§ GIVEN EXERCISE: Lay out the rows below as a Markdown table with the columns "No." and "Line," numbering each line and skipping blank ones. Include every row, but leave the pictures out.

(Element placement data)
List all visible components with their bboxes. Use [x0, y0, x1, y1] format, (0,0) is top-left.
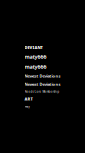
staticText: Maty	[24, 105, 30, 108]
staticText: Needs Core Membership	[24, 90, 60, 93]
staticText: Newest Deviations	[24, 73, 60, 78]
staticText: ART	[24, 96, 32, 102]
staticText: maty666	[24, 63, 46, 70]
staticText: maty666	[24, 53, 46, 60]
staticText: DEVIANT	[24, 45, 42, 50]
staticText: Newest Deviations	[24, 82, 60, 87]
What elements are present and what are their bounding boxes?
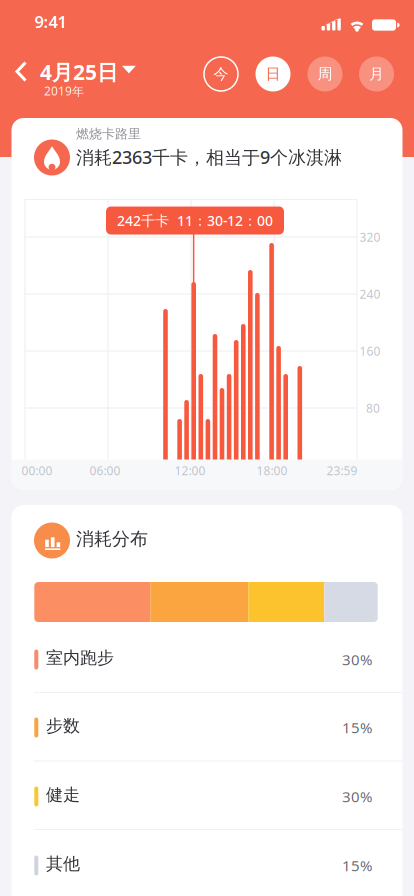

§ SOLVED EXERCISE:
| No. | Line |
|---|---|
| 1 | List all visible components with their bboxes. Use [x0, y0, x1, y1] format, (0,0) is top-left. |
| 2 | staticText: Maty	[24, 105, 30, 108] |
| 3 | staticText: Needs Core Membership	[24, 90, 60, 93] |
| 4 | staticText: Newest Deviations	[24, 73, 60, 78] |
| 5 | staticText: ART	[24, 96, 32, 102] |
| 6 | staticText: maty666	[24, 63, 46, 70] |
| 7 | staticText: maty666	[24, 53, 46, 60] |
| 8 | staticText: DEVIANT	[24, 45, 42, 50] |
| 9 | staticText: Newest Deviations	[24, 82, 60, 87] |
| 10 | What elements are present and what are their bounding boxes? |